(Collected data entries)
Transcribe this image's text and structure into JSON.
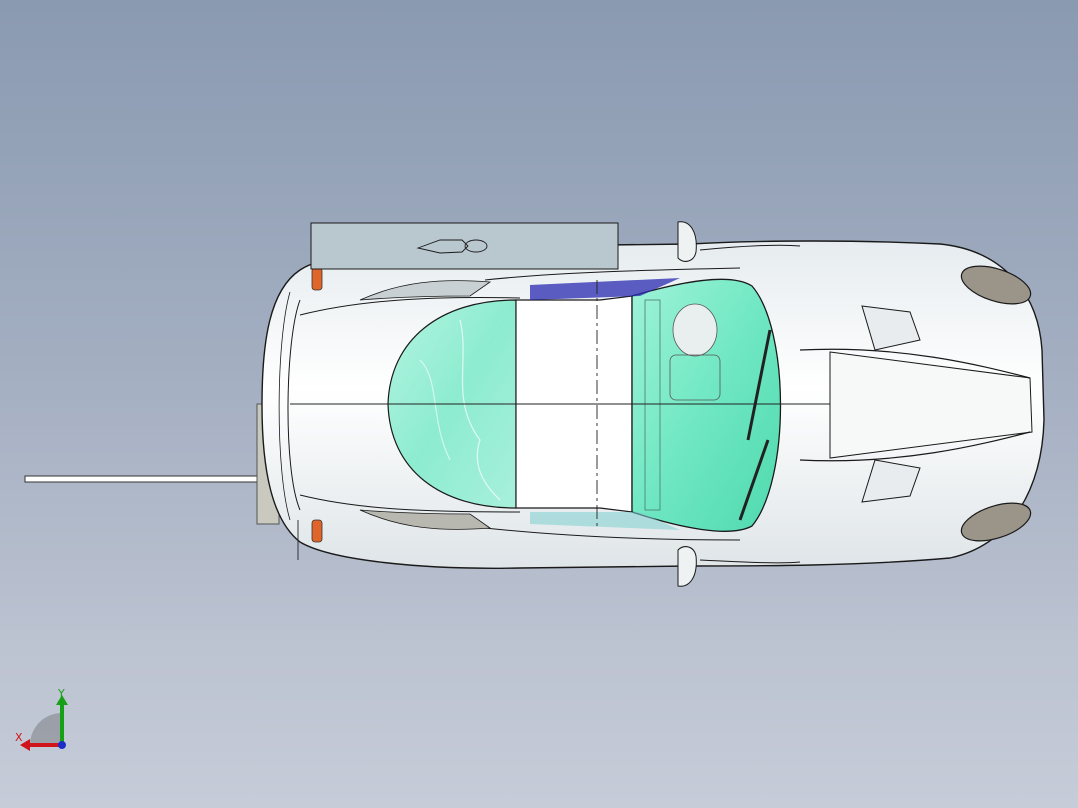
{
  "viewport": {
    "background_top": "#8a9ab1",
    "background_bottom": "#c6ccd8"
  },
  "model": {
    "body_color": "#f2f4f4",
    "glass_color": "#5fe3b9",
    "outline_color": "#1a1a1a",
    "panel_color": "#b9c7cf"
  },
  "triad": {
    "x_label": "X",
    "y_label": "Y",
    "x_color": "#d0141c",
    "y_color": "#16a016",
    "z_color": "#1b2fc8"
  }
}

- Set task:
Each line above is to be copied verbatim. Drop any image from the copy.

- Full response:
Transcribe this image's text and structure into JSON.
{
  "viewport": {
    "background_top": "#8a9ab1",
    "background_bottom": "#c6ccd8"
  },
  "model": {
    "body_color": "#f2f4f4",
    "glass_color": "#5fe3b9",
    "outline_color": "#1a1a1a",
    "panel_color": "#b9c7cf"
  },
  "triad": {
    "x_label": "X",
    "y_label": "Y",
    "x_color": "#d0141c",
    "y_color": "#16a016",
    "z_color": "#1b2fc8"
  }
}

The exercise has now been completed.